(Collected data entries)
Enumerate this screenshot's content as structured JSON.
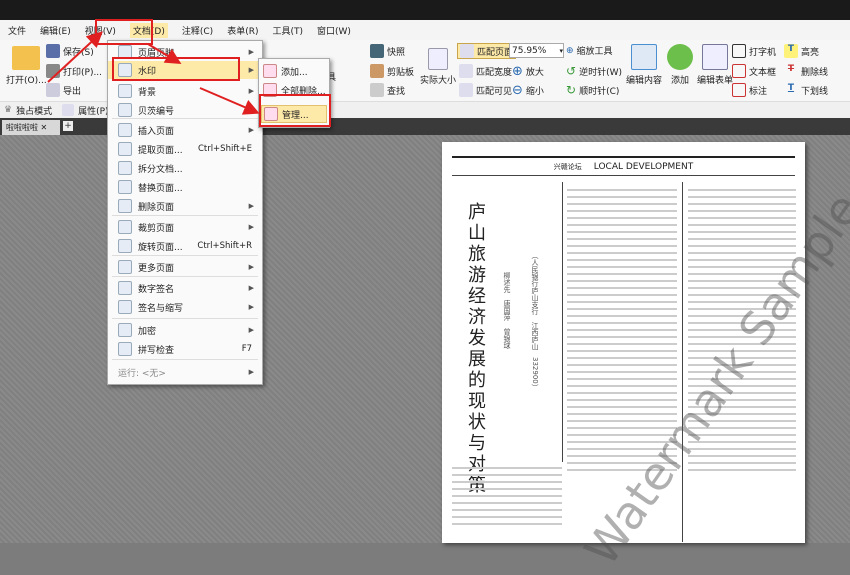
{
  "menubar": [
    "文件",
    "编辑(E)",
    "视图(V)",
    "文档(D)",
    "注释(C)",
    "表单(R)",
    "工具(T)",
    "窗口(W)"
  ],
  "toolbar": {
    "open": "打开(O)...",
    "save": "保存(S)",
    "print": "打印(P)...",
    "export": "导出",
    "snapshot": "快照",
    "clipboard": "剪贴板",
    "find": "查找",
    "annot_tool": "注释工具",
    "actual_size": "实际大小",
    "fit_page": "匹配页面",
    "fit_width": "匹配宽度",
    "fit_visible": "匹配可见",
    "zoom": "75.95%",
    "zoom_tool": "缩放工具",
    "zoom_in": "放大",
    "zoom_out": "缩小",
    "ccw": "逆时针(W)",
    "cw": "顺时针(C)",
    "edit_content": "编辑内容",
    "add": "添加",
    "edit_form": "编辑表单",
    "typewriter": "打字机",
    "textbox": "文本框",
    "callout": "标注",
    "highlight": "高亮",
    "strikeout": "删除线",
    "underline": "下划线"
  },
  "toolbar2": {
    "exclusive": "独占模式",
    "properties": "属性(P)..."
  },
  "tab": {
    "label": "啦啦啦啦"
  },
  "menu": {
    "items": [
      {
        "label": "页眉页脚",
        "arrow": true
      },
      {
        "label": "水印",
        "arrow": true
      },
      {
        "label": "背景",
        "arrow": true
      },
      {
        "label": "贝茨编号"
      },
      {
        "label": "插入页面",
        "arrow": true
      },
      {
        "label": "提取页面...",
        "shortcut": "Ctrl+Shift+E"
      },
      {
        "label": "拆分文档..."
      },
      {
        "label": "替换页面..."
      },
      {
        "label": "删除页面",
        "arrow": true
      },
      {
        "label": "裁剪页面",
        "arrow": true
      },
      {
        "label": "旋转页面...",
        "shortcut": "Ctrl+Shift+R"
      },
      {
        "label": "更多页面",
        "arrow": true
      },
      {
        "label": "数字签名",
        "arrow": true
      },
      {
        "label": "签名与缩写",
        "arrow": true
      },
      {
        "label": "加密",
        "arrow": true
      },
      {
        "label": "拼写检查",
        "shortcut": "F7"
      },
      {
        "label": "运行: <无>",
        "arrow": true
      }
    ]
  },
  "submenu": [
    "添加...",
    "全部删除...",
    "管理..."
  ],
  "page": {
    "header_left": "兴赣论坛",
    "header_right": "LOCAL DEVELOPMENT",
    "title": "庐山旅游经济发展的现状与对策",
    "authors": "柳述先　唐国萍　曾银球",
    "affiliation": "（人民银行庐山支行　江西庐山　332900）",
    "watermark": "Watermark Sample"
  }
}
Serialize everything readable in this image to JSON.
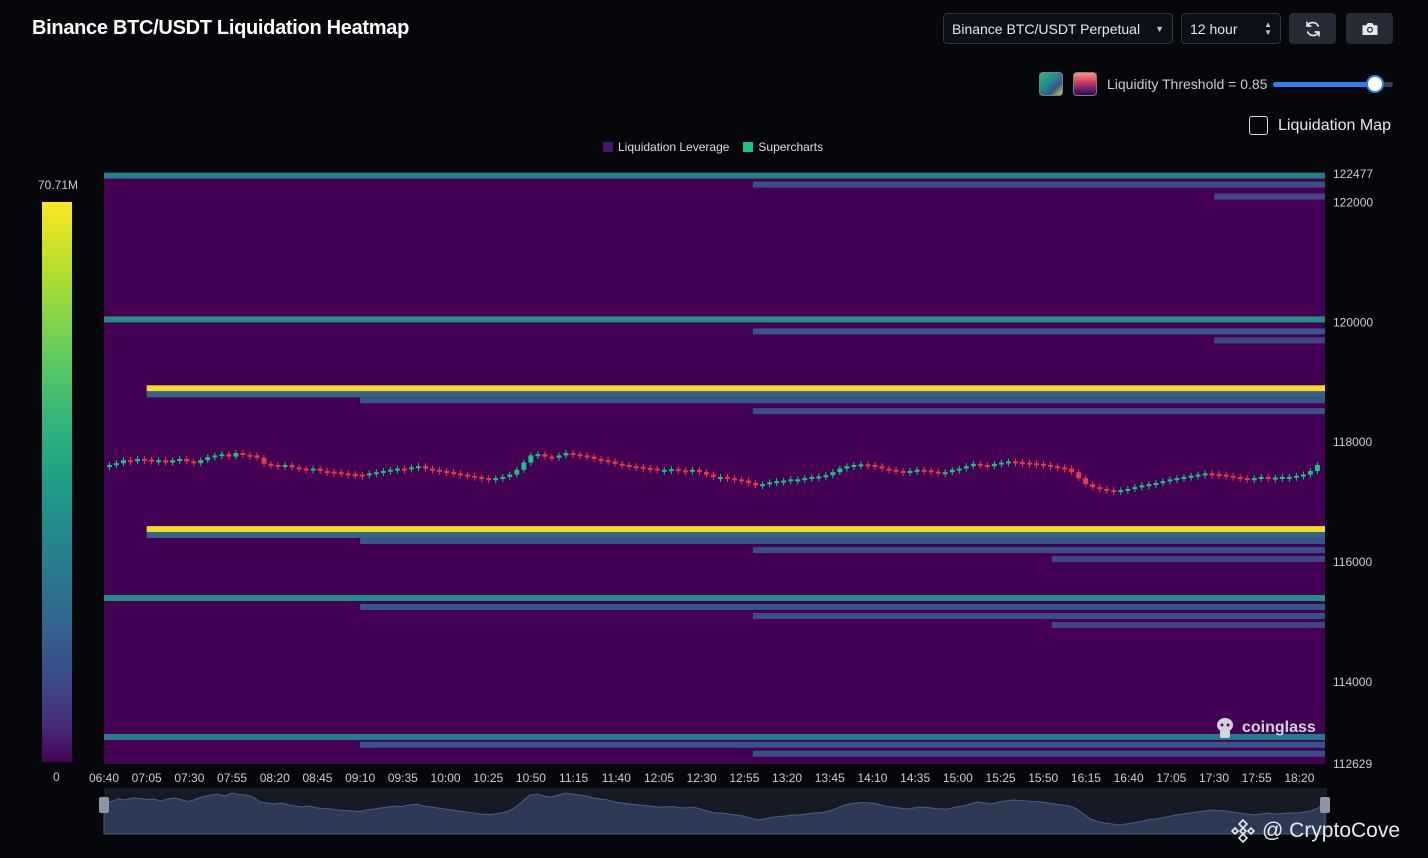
{
  "header": {
    "title": "Binance BTC/USDT Liquidation Heatmap",
    "pair_select": "Binance BTC/USDT Perpetual",
    "time_select": "12 hour",
    "refresh_icon": "refresh-icon",
    "camera_icon": "camera-icon"
  },
  "controls": {
    "threshold_label": "Liquidity Threshold = 0.85",
    "threshold_value": 0.85,
    "liquidation_map_label": "Liquidation Map",
    "liquidation_map_checked": false
  },
  "scale": {
    "max_label": "70.71M",
    "min_label": "0"
  },
  "brand": {
    "logo_text": "coinglass",
    "watermark": "@ CryptoCove"
  },
  "colors": {
    "heatmap_base": "#440154",
    "bright": "#fde725",
    "teal": "#1f9e89",
    "blue": "#31688e",
    "candle_up": "#16c784",
    "candle_down": "#ea3943"
  },
  "chart_data": {
    "type": "heatmap",
    "legend": [
      {
        "name": "Liquidation Leverage",
        "color": "#4a1570"
      },
      {
        "name": "Supercharts",
        "color": "#16c784"
      }
    ],
    "ylim": [
      112629,
      122477
    ],
    "y_ticks": [
      122477,
      122000,
      120000,
      118000,
      116000,
      114000,
      112629
    ],
    "x_ticks": [
      "06:40",
      "07:05",
      "07:30",
      "07:55",
      "08:20",
      "08:45",
      "09:10",
      "09:35",
      "10:00",
      "10:25",
      "10:50",
      "11:15",
      "11:40",
      "12:05",
      "12:30",
      "12:55",
      "13:20",
      "13:45",
      "14:10",
      "14:35",
      "15:00",
      "15:25",
      "15:50",
      "16:15",
      "16:40",
      "17:05",
      "17:30",
      "17:55",
      "18:20"
    ],
    "x_start_minutes": 400,
    "x_end_minutes": 1115,
    "liquidation_bands": [
      {
        "price": 122450,
        "intensity": 0.45,
        "start": "06:40"
      },
      {
        "price": 122300,
        "intensity": 0.2,
        "start": "13:00"
      },
      {
        "price": 122100,
        "intensity": 0.15,
        "start": "17:30"
      },
      {
        "price": 120050,
        "intensity": 0.55,
        "start": "06:40"
      },
      {
        "price": 119850,
        "intensity": 0.25,
        "start": "13:00"
      },
      {
        "price": 119700,
        "intensity": 0.15,
        "start": "17:30"
      },
      {
        "price": 118900,
        "intensity": 1.0,
        "start": "07:05"
      },
      {
        "price": 118800,
        "intensity": 0.35,
        "start": "07:05"
      },
      {
        "price": 118700,
        "intensity": 0.25,
        "start": "09:10"
      },
      {
        "price": 118520,
        "intensity": 0.2,
        "start": "13:00"
      },
      {
        "price": 116550,
        "intensity": 1.0,
        "start": "07:05"
      },
      {
        "price": 116450,
        "intensity": 0.35,
        "start": "07:05"
      },
      {
        "price": 116350,
        "intensity": 0.25,
        "start": "09:10"
      },
      {
        "price": 116200,
        "intensity": 0.2,
        "start": "13:00"
      },
      {
        "price": 116050,
        "intensity": 0.15,
        "start": "15:55"
      },
      {
        "price": 115400,
        "intensity": 0.55,
        "start": "06:40"
      },
      {
        "price": 115250,
        "intensity": 0.25,
        "start": "09:10"
      },
      {
        "price": 115100,
        "intensity": 0.2,
        "start": "13:00"
      },
      {
        "price": 114950,
        "intensity": 0.15,
        "start": "15:55"
      },
      {
        "price": 113080,
        "intensity": 0.45,
        "start": "06:40"
      },
      {
        "price": 112950,
        "intensity": 0.25,
        "start": "09:10"
      },
      {
        "price": 112800,
        "intensity": 0.2,
        "start": "13:00"
      }
    ],
    "price_series": [
      117620,
      117650,
      117700,
      117680,
      117720,
      117710,
      117690,
      117700,
      117660,
      117700,
      117720,
      117680,
      117650,
      117700,
      117750,
      117780,
      117800,
      117760,
      117820,
      117790,
      117780,
      117740,
      117640,
      117620,
      117600,
      117620,
      117580,
      117560,
      117540,
      117560,
      117520,
      117510,
      117500,
      117480,
      117470,
      117460,
      117450,
      117480,
      117500,
      117520,
      117540,
      117560,
      117550,
      117580,
      117600,
      117560,
      117540,
      117520,
      117500,
      117480,
      117460,
      117440,
      117420,
      117400,
      117390,
      117400,
      117420,
      117460,
      117540,
      117660,
      117780,
      117800,
      117760,
      117740,
      117780,
      117820,
      117800,
      117780,
      117760,
      117720,
      117700,
      117680,
      117640,
      117620,
      117600,
      117590,
      117570,
      117560,
      117540,
      117540,
      117550,
      117530,
      117520,
      117540,
      117500,
      117460,
      117420,
      117420,
      117400,
      117380,
      117360,
      117320,
      117280,
      117300,
      117330,
      117350,
      117360,
      117380,
      117380,
      117400,
      117420,
      117430,
      117450,
      117500,
      117560,
      117600,
      117620,
      117630,
      117620,
      117600,
      117560,
      117540,
      117520,
      117500,
      117520,
      117540,
      117530,
      117510,
      117500,
      117500,
      117540,
      117560,
      117600,
      117640,
      117620,
      117600,
      117640,
      117660,
      117680,
      117670,
      117660,
      117650,
      117640,
      117620,
      117600,
      117580,
      117560,
      117500,
      117400,
      117300,
      117250,
      117220,
      117200,
      117180,
      117200,
      117220,
      117250,
      117280,
      117300,
      117320,
      117350,
      117380,
      117400,
      117420,
      117440,
      117460,
      117480,
      117470,
      117460,
      117440,
      117420,
      117400,
      117380,
      117400,
      117420,
      117400,
      117410,
      117420,
      117420,
      117440,
      117460,
      117520,
      117620
    ]
  }
}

STATED GOAL
Select, from the listing, all lines that include the word "JSON".

TASK SOLUTION
Enumerate this screenshot's content as structured JSON.
Serialize everything readable in this image to JSON.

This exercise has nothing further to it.